EXCERTO:
============
Saída da Venezuela da OEA dependerá do sucessor de Nicolás Maduro — EUA

Os Estados Unidos de América expressaram preocupação pela decisão da Venezuela de iniciar o processo para sair da Organização de Estados Americanos, sublinhando, no entanto, que isso dependerá do sucessor do Presidente Nicolás Maduro.

Saída da Venezuela da OEA dependerá do sucessor de Nicolás Maduro -- EUA

Caracas, 27 abr (Lusa) – Os Estados Unidos de América (EUA) expressaram hoje preocupação pela decisão da Venezuela de iniciar o processo para sair da Organização de Estados Americanos (OEA), sublinhando, no entanto, que isso dependerá do sucessor do Presidente Nicolás Maduro.


“A declaração que fez a ministra de Relações Exteriores da Venezuela, Delcy Rodríguez, não tem um efeito real imediato, nem prático, porque retirar-se da OEA pode demorar até dois anos”, disse o porta-voz do Departamento de Estado dos EUA.


Durante uma conferência de imprensa na Casa Branca, Mark Toner, sublinhou que o anúncio causou preocupação nos EUA, porque “a OEA pode ter uma influência construtiva na Venezuela, em (Nicolás) Maduro, no Governo venezuelano, no sentido de os instar a respeitar rapidamente a sua própria Constituição e a cumprir com os seus compromissos democráticos para com todo o seu povo”.


“Isso não é algo que ocorrerá da noite para a manhã, assim que ainda acreditamos que é possível influir sobre essa decisão (…). Isso se estenderá até depois do final do mandado do Presidente (Nicolás) Maduro e a decisão só poderá converter-se em definitiva se assim o decidir o seu sucessor”, frisou.


Por outro lado, sublinhou que os EUA pretendem que a Venezuela continue a fazer parte daquele organismo, mas só se o país cumprir com as normas da OEA, refletidas na Carta fundacional da OEA e na Carta Democrática Inter-americana, entre elas “o respeito pelas normas e práticas democráticas”.


As declarações do porta-voz do Departamento de Estado têm lugar depois de o Presidente norte-americano, Donald Trump, afirmar, hoje, que “a Venezuela é um desastre” e que falta ver “o que acontece” após o anúncio de Caracas de que vai abandonar a Organização dos Estados Americanos (OEA).
============
Transcreva, sem qualquer alteração, o trecho da notícia sobre a saída da Venezuela da OEA que vai de "Caracas, 27 abr" até "Estado dos EUA.".

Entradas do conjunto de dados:
============
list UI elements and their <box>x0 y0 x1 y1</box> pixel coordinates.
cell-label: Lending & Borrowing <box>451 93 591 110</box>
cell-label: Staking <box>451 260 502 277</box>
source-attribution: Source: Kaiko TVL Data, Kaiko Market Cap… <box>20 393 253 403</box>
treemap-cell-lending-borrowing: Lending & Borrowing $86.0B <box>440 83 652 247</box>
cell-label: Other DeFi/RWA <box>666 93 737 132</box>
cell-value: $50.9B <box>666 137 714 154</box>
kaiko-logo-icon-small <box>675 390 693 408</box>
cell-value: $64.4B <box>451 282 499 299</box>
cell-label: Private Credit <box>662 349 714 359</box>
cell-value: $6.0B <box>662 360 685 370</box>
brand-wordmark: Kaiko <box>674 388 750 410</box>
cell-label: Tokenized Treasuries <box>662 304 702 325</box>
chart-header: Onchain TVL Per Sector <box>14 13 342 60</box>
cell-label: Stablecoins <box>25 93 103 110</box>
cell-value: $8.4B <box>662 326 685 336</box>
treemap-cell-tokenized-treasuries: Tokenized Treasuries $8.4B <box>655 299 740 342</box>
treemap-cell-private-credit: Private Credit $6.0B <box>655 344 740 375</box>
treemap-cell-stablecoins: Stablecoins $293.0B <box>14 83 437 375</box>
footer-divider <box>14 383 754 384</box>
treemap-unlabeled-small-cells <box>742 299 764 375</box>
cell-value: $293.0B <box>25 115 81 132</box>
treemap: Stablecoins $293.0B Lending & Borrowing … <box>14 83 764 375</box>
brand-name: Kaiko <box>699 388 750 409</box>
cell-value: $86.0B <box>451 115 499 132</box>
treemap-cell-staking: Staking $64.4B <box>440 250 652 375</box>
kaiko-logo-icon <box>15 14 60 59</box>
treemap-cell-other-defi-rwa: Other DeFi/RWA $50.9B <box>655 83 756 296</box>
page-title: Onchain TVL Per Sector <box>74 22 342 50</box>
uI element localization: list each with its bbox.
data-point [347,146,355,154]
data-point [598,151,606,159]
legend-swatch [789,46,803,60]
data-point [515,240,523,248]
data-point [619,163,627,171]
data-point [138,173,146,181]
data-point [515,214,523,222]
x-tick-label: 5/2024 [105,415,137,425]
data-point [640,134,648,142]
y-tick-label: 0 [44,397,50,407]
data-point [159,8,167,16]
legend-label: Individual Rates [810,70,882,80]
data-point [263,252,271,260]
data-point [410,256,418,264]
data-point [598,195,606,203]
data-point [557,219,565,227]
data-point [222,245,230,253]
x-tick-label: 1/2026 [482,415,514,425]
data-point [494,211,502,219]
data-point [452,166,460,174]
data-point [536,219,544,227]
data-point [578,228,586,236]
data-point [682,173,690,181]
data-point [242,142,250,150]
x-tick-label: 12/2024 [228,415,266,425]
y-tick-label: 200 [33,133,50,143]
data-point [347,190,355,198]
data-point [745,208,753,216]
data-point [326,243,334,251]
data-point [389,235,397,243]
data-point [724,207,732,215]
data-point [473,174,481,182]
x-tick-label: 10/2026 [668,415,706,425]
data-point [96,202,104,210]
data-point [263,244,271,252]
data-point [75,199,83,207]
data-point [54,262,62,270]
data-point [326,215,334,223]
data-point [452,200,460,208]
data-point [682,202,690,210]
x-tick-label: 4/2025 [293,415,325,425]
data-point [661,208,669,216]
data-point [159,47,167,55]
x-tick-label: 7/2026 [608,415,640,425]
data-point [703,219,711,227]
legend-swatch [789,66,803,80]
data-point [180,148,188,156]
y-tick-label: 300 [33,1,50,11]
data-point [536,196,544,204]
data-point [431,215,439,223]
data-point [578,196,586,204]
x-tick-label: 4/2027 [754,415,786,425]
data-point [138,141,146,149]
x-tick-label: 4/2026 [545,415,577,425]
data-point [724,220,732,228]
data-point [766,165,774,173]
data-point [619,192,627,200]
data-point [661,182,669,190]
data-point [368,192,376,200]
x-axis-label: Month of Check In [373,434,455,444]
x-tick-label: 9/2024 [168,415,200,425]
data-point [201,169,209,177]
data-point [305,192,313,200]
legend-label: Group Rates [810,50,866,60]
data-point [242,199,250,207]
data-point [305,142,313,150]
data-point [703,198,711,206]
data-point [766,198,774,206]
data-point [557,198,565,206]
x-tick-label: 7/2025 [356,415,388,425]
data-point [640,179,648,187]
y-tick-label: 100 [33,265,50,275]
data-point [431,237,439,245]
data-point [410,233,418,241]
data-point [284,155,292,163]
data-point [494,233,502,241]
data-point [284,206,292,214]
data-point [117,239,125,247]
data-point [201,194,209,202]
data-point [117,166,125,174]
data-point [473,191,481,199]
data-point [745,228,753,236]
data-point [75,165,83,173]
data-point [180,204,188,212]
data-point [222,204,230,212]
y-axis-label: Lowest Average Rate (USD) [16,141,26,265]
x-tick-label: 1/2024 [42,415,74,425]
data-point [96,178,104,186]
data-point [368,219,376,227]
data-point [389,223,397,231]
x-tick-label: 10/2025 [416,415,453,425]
============
RESULTADO DA TAREFA:
Caracas, 27 abr (Lusa) – Os Estados Unidos de América (EUA) expressaram hoje preocupação pela decisão da Venezuela de iniciar o processo para sair da Organização de Estados Americanos (OEA), sublinhando, no entanto, que isso dependerá do sucessor do Presidente Nicolás Maduro.


“A declaração que fez a ministra de Relações Exteriores da Venezuela, Delcy Rodríguez, não tem um efeito real imediato, nem prático, porque retirar-se da OEA pode demorar até dois anos”, disse o porta-voz do Departamento de Estado dos EUA.